__Activités__:
1 - Répondez à ces questions sur l'extrait consacré au roman de Zola :
(a) Quel type de tempérament Camille représente-t-il ?
(b) Quelle est la première influence que le jeune écrivain mélange dans son roman ?
(c) Qu'est-ce que Zola écrit avant de développer l'histoire en roman ?
2 - Rédigez, s'il vous plaît, la suite de l'extrait consacré au roman de Zola, après sa dernière phrase.

__Extrait choisi__:
Une étude physiologique : les personnages du roman appartiennent à des tempéraments humains reconnus dès l’Antiquité ; ces tempéraments sont définis par les humeurs qui , selon les Anciens ,circulent dans notre corps : la lymphe, la bile , le sang et les nerfs ; le type lymphatique représenté par Camille se distingue par sa mollesse ; le type nerveux est incarné par Thérèse et mélangé à une ascendance africaine et il ne se révèle que sous l’emprise de la passion et Laurent incarne le type sanguin; il a d’emblée pour l’héroïne ” une beauté sanguine” ; Ce dernier subira ensuite l’influence de la femme qui le détraquera nerveusement .Zola dépeint les corps sans fard et la violence de leurs rapports que ce soit dans la violence conjugale, le meurtre ou le spectacle de la mort .
Un roman noir et un roman construit comme une tragédie: le jeune écrivain mélange différentes influences ; La première est celle du roman noir , avec quelques visions fantastiques , des hallucinations qui proviennent des cerveaux détraqués des héros et une atmosphère macabre; Il donne également à son roman des aspects tragiques notamment dans la construction des péripéties; D’abord il expose les faits , présente le décor et les personnages avant de les mettre en actions sous l’effet d’une crise et de révéler le dénouement tragique en deux étapes . Les décors du roman jouent un rôle important et renvoient à la présence de la mort.
Les sources du roman et la genèse : Zola écrit d’abord une courte nouvelle sur un couple d’amants qui tuent le mari gênant et décide ensuite de développer cette histoire afin d’en faire un roman . Il ajoute des éléments fantastiques empruntés au roman noir comme le chat , la vieille paralytique témoin muet et surtout il y introduit des éléments théoriques sur le rôle du milieu et l’influence des tempéraments . Il jette alors les personnages dans un drame violent pour ne plus voir en eux que la bête humaine .

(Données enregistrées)
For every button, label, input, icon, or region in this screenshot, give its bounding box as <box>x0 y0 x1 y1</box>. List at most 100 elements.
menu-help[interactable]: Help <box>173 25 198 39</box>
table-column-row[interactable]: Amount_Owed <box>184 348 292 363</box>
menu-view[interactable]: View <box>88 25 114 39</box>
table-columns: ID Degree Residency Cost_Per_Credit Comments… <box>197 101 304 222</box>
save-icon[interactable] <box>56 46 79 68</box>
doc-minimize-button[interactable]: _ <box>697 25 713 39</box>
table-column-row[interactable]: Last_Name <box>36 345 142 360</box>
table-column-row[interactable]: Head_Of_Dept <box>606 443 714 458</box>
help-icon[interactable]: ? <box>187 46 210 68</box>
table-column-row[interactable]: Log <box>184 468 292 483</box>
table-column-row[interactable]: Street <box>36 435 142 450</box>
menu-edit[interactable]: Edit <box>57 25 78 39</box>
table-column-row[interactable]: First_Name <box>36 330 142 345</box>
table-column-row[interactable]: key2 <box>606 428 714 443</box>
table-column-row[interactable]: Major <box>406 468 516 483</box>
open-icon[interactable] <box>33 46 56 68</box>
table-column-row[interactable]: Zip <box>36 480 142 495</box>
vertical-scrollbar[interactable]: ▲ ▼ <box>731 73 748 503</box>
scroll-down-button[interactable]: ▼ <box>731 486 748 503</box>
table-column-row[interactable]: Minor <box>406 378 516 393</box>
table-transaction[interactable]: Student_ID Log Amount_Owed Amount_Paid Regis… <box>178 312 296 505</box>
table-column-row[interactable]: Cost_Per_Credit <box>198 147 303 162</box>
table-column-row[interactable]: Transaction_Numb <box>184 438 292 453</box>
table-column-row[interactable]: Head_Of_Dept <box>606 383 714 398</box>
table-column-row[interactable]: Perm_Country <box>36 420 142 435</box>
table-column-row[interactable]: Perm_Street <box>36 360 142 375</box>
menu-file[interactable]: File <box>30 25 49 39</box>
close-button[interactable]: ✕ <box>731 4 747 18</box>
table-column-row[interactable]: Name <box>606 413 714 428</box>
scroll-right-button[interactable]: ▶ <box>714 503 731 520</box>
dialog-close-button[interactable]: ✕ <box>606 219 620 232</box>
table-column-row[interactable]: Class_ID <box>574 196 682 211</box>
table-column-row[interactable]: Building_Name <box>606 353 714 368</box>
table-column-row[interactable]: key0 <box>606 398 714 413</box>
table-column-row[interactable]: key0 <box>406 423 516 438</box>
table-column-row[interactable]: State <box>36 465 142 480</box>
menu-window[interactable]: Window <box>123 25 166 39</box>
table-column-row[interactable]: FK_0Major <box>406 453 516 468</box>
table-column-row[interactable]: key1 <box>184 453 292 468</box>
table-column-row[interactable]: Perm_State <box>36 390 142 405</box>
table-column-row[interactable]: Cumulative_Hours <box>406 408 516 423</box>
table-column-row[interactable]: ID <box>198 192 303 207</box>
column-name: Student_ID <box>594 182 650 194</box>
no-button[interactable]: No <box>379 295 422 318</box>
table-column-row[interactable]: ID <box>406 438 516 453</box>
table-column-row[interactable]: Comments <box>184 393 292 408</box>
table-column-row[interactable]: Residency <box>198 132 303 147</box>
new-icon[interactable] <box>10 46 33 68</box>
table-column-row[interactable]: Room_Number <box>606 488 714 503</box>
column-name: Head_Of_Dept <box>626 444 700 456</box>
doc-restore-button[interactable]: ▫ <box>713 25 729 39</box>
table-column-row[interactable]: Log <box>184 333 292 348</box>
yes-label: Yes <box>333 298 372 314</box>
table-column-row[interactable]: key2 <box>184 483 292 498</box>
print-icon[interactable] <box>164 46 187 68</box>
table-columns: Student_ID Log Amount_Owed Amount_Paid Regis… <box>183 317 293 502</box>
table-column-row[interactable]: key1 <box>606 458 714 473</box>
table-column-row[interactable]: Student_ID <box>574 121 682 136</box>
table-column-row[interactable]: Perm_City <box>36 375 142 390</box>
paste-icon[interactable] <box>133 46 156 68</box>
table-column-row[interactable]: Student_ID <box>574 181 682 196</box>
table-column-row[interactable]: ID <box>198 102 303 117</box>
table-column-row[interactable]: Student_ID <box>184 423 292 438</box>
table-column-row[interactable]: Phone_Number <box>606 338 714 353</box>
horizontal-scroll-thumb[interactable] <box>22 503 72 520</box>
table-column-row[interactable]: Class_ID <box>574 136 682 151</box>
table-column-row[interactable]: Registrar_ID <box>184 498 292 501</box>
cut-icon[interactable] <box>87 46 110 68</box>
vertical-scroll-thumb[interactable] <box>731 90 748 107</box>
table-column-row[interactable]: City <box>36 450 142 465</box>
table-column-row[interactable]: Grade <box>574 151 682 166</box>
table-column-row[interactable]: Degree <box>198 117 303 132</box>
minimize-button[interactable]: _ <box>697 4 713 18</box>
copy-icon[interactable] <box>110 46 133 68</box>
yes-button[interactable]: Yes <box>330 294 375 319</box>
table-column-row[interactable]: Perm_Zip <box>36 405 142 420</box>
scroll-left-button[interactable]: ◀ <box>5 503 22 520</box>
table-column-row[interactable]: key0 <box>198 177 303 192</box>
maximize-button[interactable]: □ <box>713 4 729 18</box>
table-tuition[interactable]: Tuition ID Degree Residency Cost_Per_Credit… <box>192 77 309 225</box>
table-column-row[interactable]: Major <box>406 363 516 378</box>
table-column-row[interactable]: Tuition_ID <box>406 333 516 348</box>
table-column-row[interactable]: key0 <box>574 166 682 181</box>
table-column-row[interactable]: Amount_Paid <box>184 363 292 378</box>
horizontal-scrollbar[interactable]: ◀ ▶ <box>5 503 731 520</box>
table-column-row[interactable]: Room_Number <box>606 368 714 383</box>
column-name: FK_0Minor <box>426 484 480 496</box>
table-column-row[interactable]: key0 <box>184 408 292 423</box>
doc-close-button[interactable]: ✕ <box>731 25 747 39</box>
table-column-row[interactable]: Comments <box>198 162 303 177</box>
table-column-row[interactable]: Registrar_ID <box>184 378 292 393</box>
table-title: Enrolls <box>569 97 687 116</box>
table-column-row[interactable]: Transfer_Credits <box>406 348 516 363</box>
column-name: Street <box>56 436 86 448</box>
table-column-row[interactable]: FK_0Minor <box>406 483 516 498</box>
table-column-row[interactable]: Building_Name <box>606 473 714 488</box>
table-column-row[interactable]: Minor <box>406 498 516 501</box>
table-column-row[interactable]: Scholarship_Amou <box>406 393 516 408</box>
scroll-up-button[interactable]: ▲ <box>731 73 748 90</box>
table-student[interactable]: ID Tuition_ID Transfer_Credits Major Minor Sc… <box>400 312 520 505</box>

__Corrigé des exercices__:
1 -
(a) Le type lymphatique, qui se distingue par sa mollesse.
(b) Celle du roman noir.
(c) Une courte nouvelle sur un couple d'amants qui tuent le mari gênant.

2 -
Après ce roman, Zola se lancera dans la composition des 20 volumes des Rougon-Macqaart, une série de romans qui explore le destin sur deux générations des deux branches familiales : Les Rougon, des hommes ambitieux qui feront fortune dans l’immobilier comme Aristide Saccard dans la Curée ou dans la politique comme son excellence Eugène Rougon, frère du précédent mais que le scandale éclaboussera et les Macquart, une famille qui comptera de nombreux criminels : Gervaise , l’héroïne de l’Assommoir mourra alcoolique et misérable ; Ses enfants : Nana, Etienne et Claude deviendront les héros malheureux de trois romans qui explorent le monde de la prostitution, des mines de charbon (Germinal ) et des artistes peintres; dans la Bête Humaine en 1890, Zola reprendra certains thèmes déjà évoqués dans Thérèse Raquin , écrit 25 ans plus tôt comme la violence du tempérament et le meurtre du mari par un couple adultère.
Romancier et artiste engagé: en 1894, la condamnation du capitaine Dreyfus fait réagir Zola qui prend la défense de cet homme injustement accusé : Il publie alors un réquisitoire dans l’Aurore sous le titre J’accuse ; Condamné à un an de prison, il s’exile à Londres jusqu’au suicide du commandant Henry qui entrainera la révision du procès de Dreyfus; De retour en France, il meurt en 1902 dans des conditions étranges ; Il sera transféré au Panthéon.
Le roman : résumez l’intrigue en 40 mots. Faites une fiche comparative des éléments utilisés pour décrire physiquement les trois personnages principaux . Qui sont les personnages des soirées du jeudi et quel rôle jouent-ils dans l’intrigue ? Quelle est la durée du roman ? Relevez des éléments symboliques des lieux et notamment du passage où se trouve le magasin de Thérèse, qui connotent la mort ou la prison.